▶ _Exercise aim_: Write out each of the following entries line for line, keeping every character unchanged.

········

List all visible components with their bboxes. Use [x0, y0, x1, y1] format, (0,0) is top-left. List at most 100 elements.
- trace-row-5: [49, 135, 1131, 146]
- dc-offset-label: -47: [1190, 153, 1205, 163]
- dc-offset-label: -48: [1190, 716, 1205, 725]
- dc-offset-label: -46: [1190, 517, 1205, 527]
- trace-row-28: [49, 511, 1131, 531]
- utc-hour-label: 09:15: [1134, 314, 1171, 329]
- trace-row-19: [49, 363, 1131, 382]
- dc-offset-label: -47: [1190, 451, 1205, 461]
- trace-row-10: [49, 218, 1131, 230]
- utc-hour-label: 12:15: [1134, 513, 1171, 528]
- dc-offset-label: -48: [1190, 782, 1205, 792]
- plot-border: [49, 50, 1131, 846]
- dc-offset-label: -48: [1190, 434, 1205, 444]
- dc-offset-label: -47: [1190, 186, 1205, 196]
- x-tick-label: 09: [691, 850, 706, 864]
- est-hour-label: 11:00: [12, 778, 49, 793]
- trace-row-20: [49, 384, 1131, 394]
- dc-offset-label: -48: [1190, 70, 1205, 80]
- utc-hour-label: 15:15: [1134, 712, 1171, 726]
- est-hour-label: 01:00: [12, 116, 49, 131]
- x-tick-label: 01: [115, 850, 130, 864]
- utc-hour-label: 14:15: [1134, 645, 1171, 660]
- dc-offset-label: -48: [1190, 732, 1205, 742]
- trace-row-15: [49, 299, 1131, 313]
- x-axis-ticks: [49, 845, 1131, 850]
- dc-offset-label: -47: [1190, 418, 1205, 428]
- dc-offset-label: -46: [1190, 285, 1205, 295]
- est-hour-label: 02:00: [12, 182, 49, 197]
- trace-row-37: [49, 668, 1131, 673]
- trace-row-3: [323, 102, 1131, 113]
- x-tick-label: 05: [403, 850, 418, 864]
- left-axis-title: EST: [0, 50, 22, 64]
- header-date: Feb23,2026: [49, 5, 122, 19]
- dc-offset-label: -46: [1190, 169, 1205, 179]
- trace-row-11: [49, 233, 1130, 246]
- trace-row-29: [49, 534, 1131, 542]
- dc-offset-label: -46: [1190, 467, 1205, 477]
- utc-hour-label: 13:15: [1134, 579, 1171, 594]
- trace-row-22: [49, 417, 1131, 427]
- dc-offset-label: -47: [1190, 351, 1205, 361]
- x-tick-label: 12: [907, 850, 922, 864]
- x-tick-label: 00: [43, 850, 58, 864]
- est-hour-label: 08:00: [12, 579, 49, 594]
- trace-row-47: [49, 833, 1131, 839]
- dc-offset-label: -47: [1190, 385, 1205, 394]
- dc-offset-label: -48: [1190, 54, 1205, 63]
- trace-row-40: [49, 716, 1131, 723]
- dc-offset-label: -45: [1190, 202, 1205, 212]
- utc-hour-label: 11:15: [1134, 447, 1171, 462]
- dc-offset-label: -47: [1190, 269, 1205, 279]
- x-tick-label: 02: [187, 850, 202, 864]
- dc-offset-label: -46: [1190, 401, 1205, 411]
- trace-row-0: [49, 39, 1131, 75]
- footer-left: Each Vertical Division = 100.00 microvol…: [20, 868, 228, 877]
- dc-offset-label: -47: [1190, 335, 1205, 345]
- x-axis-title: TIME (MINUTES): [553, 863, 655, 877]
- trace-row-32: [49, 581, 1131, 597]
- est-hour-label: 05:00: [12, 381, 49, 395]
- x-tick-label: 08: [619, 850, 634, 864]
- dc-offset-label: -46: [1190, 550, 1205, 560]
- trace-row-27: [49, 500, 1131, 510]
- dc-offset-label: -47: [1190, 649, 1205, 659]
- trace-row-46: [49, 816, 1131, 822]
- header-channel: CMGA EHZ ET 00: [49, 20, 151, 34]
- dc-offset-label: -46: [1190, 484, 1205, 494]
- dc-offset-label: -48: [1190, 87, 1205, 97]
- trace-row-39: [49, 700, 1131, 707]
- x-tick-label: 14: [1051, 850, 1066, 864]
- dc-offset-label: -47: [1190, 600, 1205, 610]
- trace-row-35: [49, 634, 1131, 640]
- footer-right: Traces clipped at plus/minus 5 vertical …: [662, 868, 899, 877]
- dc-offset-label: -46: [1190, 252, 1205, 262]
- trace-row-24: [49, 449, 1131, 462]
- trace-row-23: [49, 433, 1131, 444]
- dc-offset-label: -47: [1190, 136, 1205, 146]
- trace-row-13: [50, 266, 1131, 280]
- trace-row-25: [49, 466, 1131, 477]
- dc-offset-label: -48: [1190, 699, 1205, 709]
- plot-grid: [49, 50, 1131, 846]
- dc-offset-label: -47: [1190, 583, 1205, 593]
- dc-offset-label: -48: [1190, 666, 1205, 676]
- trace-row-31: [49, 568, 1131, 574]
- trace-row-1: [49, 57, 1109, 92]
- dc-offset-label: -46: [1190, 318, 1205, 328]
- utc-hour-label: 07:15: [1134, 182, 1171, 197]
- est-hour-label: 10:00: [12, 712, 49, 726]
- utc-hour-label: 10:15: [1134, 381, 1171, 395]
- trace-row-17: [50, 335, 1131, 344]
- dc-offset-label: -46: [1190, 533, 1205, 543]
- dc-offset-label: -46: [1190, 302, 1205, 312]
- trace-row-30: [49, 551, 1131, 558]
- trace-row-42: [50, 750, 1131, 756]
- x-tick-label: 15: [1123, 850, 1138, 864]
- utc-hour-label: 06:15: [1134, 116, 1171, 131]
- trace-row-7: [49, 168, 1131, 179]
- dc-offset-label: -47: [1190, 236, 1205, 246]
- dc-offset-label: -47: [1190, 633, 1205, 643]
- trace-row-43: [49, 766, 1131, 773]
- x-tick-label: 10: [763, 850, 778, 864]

········

▶ _In response_:
List all visible components with their bboxes. Use [x0, y0, x1, y1] format, (0,0) is top-left. List at most 100 elements.
- trace-row-5: [49, 135, 1131, 146]
- dc-offset-label: -47: [1190, 153, 1205, 163]
- dc-offset-label: -48: [1190, 716, 1205, 725]
- dc-offset-label: -46: [1190, 517, 1205, 527]
- trace-row-28: [49, 511, 1131, 531]
- utc-hour-label: 09:15: [1134, 314, 1171, 329]
- trace-row-19: [49, 363, 1131, 382]
- dc-offset-label: -47: [1190, 451, 1205, 461]
- trace-row-10: [49, 218, 1131, 230]
- utc-hour-label: 12:15: [1134, 513, 1171, 528]
- dc-offset-label: -48: [1190, 782, 1205, 792]
- plot-border: [49, 50, 1131, 846]
- dc-offset-label: -48: [1190, 434, 1205, 444]
- dc-offset-label: -47: [1190, 186, 1205, 196]
- x-tick-label: 09: [691, 850, 706, 864]
- est-hour-label: 11:00: [12, 778, 49, 793]
- trace-row-20: [49, 384, 1131, 394]
- dc-offset-label: -48: [1190, 70, 1205, 80]
- utc-hour-label: 15:15: [1134, 712, 1171, 726]
- est-hour-label: 01:00: [12, 116, 49, 131]
- x-tick-label: 01: [115, 850, 130, 864]
- utc-hour-label: 14:15: [1134, 645, 1171, 660]
- dc-offset-label: -48: [1190, 732, 1205, 742]
- trace-row-15: [49, 299, 1131, 313]
- x-axis-ticks: [49, 845, 1131, 850]
- dc-offset-label: -47: [1190, 418, 1205, 428]
- dc-offset-label: -46: [1190, 285, 1205, 295]
- est-hour-label: 02:00: [12, 182, 49, 197]
- trace-row-37: [49, 668, 1131, 673]
- trace-row-3: [323, 102, 1131, 113]
- x-tick-label: 05: [403, 850, 418, 864]
- left-axis-title: EST: [0, 50, 22, 64]
- header-date: Feb23,2026: [49, 5, 122, 19]
- dc-offset-label: -46: [1190, 169, 1205, 179]
- trace-row-11: [49, 233, 1130, 246]
- trace-row-29: [49, 534, 1131, 542]
- dc-offset-label: -46: [1190, 467, 1205, 477]
- utc-hour-label: 13:15: [1134, 579, 1171, 594]
- trace-row-22: [49, 417, 1131, 427]
- dc-offset-label: -47: [1190, 351, 1205, 361]
- x-tick-label: 12: [907, 850, 922, 864]
- x-tick-label: 00: [43, 850, 58, 864]
- est-hour-label: 08:00: [12, 579, 49, 594]
- trace-row-47: [49, 833, 1131, 839]
- dc-offset-label: -47: [1190, 385, 1205, 394]
- dc-offset-label: -48: [1190, 54, 1205, 63]
- trace-row-40: [49, 716, 1131, 723]
- dc-offset-label: -45: [1190, 202, 1205, 212]
- utc-hour-label: 11:15: [1134, 447, 1171, 462]
- dc-offset-label: -47: [1190, 269, 1205, 279]
- x-tick-label: 02: [187, 850, 202, 864]
- dc-offset-label: -46: [1190, 401, 1205, 411]
- trace-row-0: [49, 39, 1131, 75]
- footer-left: Each Vertical Division = 100.00 microvol…: [20, 868, 228, 877]
- dc-offset-label: -47: [1190, 335, 1205, 345]
- x-axis-title: TIME (MINUTES): [553, 863, 655, 877]
- trace-row-32: [49, 581, 1131, 597]
- est-hour-label: 05:00: [12, 381, 49, 395]
- x-tick-label: 08: [619, 850, 634, 864]
- dc-offset-label: -46: [1190, 550, 1205, 560]
- trace-row-27: [49, 500, 1131, 510]
- dc-offset-label: -47: [1190, 649, 1205, 659]
- trace-row-46: [49, 816, 1131, 822]
- header-channel: CMGA EHZ ET 00: [49, 20, 151, 34]
- dc-offset-label: -46: [1190, 484, 1205, 494]
- dc-offset-label: -48: [1190, 87, 1205, 97]
- trace-row-39: [49, 700, 1131, 707]
- x-tick-label: 14: [1051, 850, 1066, 864]
- dc-offset-label: -47: [1190, 600, 1205, 610]
- trace-row-35: [49, 634, 1131, 640]
- footer-right: Traces clipped at plus/minus 5 vertical …: [662, 868, 899, 877]
- dc-offset-label: -46: [1190, 252, 1205, 262]
- trace-row-24: [49, 449, 1131, 462]
- trace-row-23: [49, 433, 1131, 444]
- dc-offset-label: -47: [1190, 136, 1205, 146]
- trace-row-13: [50, 266, 1131, 280]
- trace-row-25: [49, 466, 1131, 477]
- dc-offset-label: -48: [1190, 699, 1205, 709]
- plot-grid: [49, 50, 1131, 846]
- dc-offset-label: -47: [1190, 583, 1205, 593]
- dc-offset-label: -48: [1190, 666, 1205, 676]
- trace-row-31: [49, 568, 1131, 574]
- trace-row-1: [49, 57, 1109, 92]
- dc-offset-label: -46: [1190, 318, 1205, 328]
- utc-hour-label: 07:15: [1134, 182, 1171, 197]
- est-hour-label: 10:00: [12, 712, 49, 726]
- utc-hour-label: 10:15: [1134, 381, 1171, 395]
- trace-row-17: [50, 335, 1131, 344]
- dc-offset-label: -46: [1190, 533, 1205, 543]
- dc-offset-label: -46: [1190, 302, 1205, 312]
- trace-row-30: [49, 551, 1131, 558]
- trace-row-42: [50, 750, 1131, 756]
- x-tick-label: 15: [1123, 850, 1138, 864]
- utc-hour-label: 06:15: [1134, 116, 1171, 131]
- trace-row-7: [49, 168, 1131, 179]
- dc-offset-label: -47: [1190, 236, 1205, 246]
- dc-offset-label: -47: [1190, 633, 1205, 643]
- trace-row-43: [49, 766, 1131, 773]
- x-tick-label: 10: [763, 850, 778, 864]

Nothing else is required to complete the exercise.